* _Task directions_
Each line that holds the word "Dielectric" should be returned.
>> BEGIN Record set
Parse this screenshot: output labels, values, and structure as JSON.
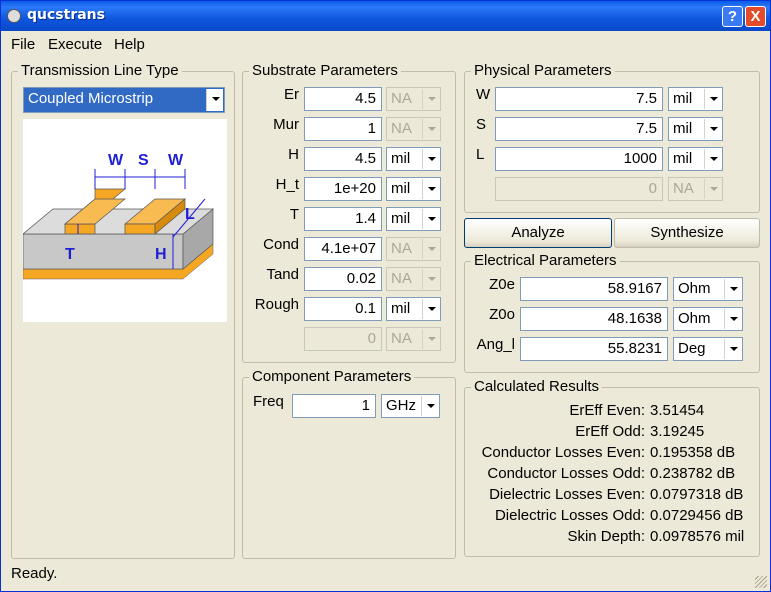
{
  "window": {
    "title": "qucstrans",
    "help_btn": "?",
    "close_btn": "X"
  },
  "menu": {
    "file": "File",
    "execute": "Execute",
    "help": "Help"
  },
  "transmission": {
    "group_title": "Transmission Line Type",
    "selected": "Coupled Microstrip",
    "diagram_labels": {
      "w1": "W",
      "s": "S",
      "w2": "W",
      "l": "L",
      "t": "T",
      "h": "H"
    },
    "colors": {
      "conductor": "#f5a623",
      "substrate": "#c8c8c8",
      "dimension": "#1f1fd6"
    }
  },
  "substrate": {
    "group_title": "Substrate Parameters",
    "rows": [
      {
        "label": "Er",
        "value": "4.5",
        "unit": "NA",
        "enabled": false
      },
      {
        "label": "Mur",
        "value": "1",
        "unit": "NA",
        "enabled": false
      },
      {
        "label": "H",
        "value": "4.5",
        "unit": "mil",
        "enabled": true
      },
      {
        "label": "H_t",
        "value": "1e+20",
        "unit": "mil",
        "enabled": true
      },
      {
        "label": "T",
        "value": "1.4",
        "unit": "mil",
        "enabled": true
      },
      {
        "label": "Cond",
        "value": "4.1e+07",
        "unit": "NA",
        "enabled": false
      },
      {
        "label": "Tand",
        "value": "0.02",
        "unit": "NA",
        "enabled": false
      },
      {
        "label": "Rough",
        "value": "0.1",
        "unit": "mil",
        "enabled": true
      },
      {
        "label": "",
        "value": "0",
        "unit": "NA",
        "enabled": false
      }
    ]
  },
  "component": {
    "group_title": "Component Parameters",
    "freq_label": "Freq",
    "freq_value": "1",
    "freq_unit": "GHz"
  },
  "physical": {
    "group_title": "Physical Parameters",
    "rows": [
      {
        "label": "W",
        "value": "7.5",
        "unit": "mil"
      },
      {
        "label": "S",
        "value": "7.5",
        "unit": "mil"
      },
      {
        "label": "L",
        "value": "1000",
        "unit": "mil"
      },
      {
        "label": "",
        "value": "0",
        "unit": "NA"
      }
    ]
  },
  "buttons": {
    "analyze": "Analyze",
    "synthesize": "Synthesize"
  },
  "electrical": {
    "group_title": "Electrical Parameters",
    "rows": [
      {
        "label": "Z0e",
        "value": "58.9167",
        "unit": "Ohm"
      },
      {
        "label": "Z0o",
        "value": "48.1638",
        "unit": "Ohm"
      },
      {
        "label": "Ang_l",
        "value": "55.8231",
        "unit": "Deg"
      }
    ]
  },
  "results": {
    "group_title": "Calculated Results",
    "rows": [
      {
        "label": "ErEff Even:",
        "value": "3.51454"
      },
      {
        "label": "ErEff Odd:",
        "value": "3.19245"
      },
      {
        "label": "Conductor Losses Even:",
        "value": "0.195358 dB"
      },
      {
        "label": "Conductor Losses Odd:",
        "value": "0.238782 dB"
      },
      {
        "label": "Dielectric Losses Even:",
        "value": "0.0797318 dB"
      },
      {
        "label": "Dielectric Losses Odd:",
        "value": "0.0729456 dB"
      },
      {
        "label": "Skin Depth:",
        "value": "0.0978576 mil"
      }
    ]
  },
  "status": {
    "text": "Ready."
  }
}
>> END Record set
* _Task solution_
        "label": "Dielectric Losses Even:",
        "label": "Dielectric Losses Odd:",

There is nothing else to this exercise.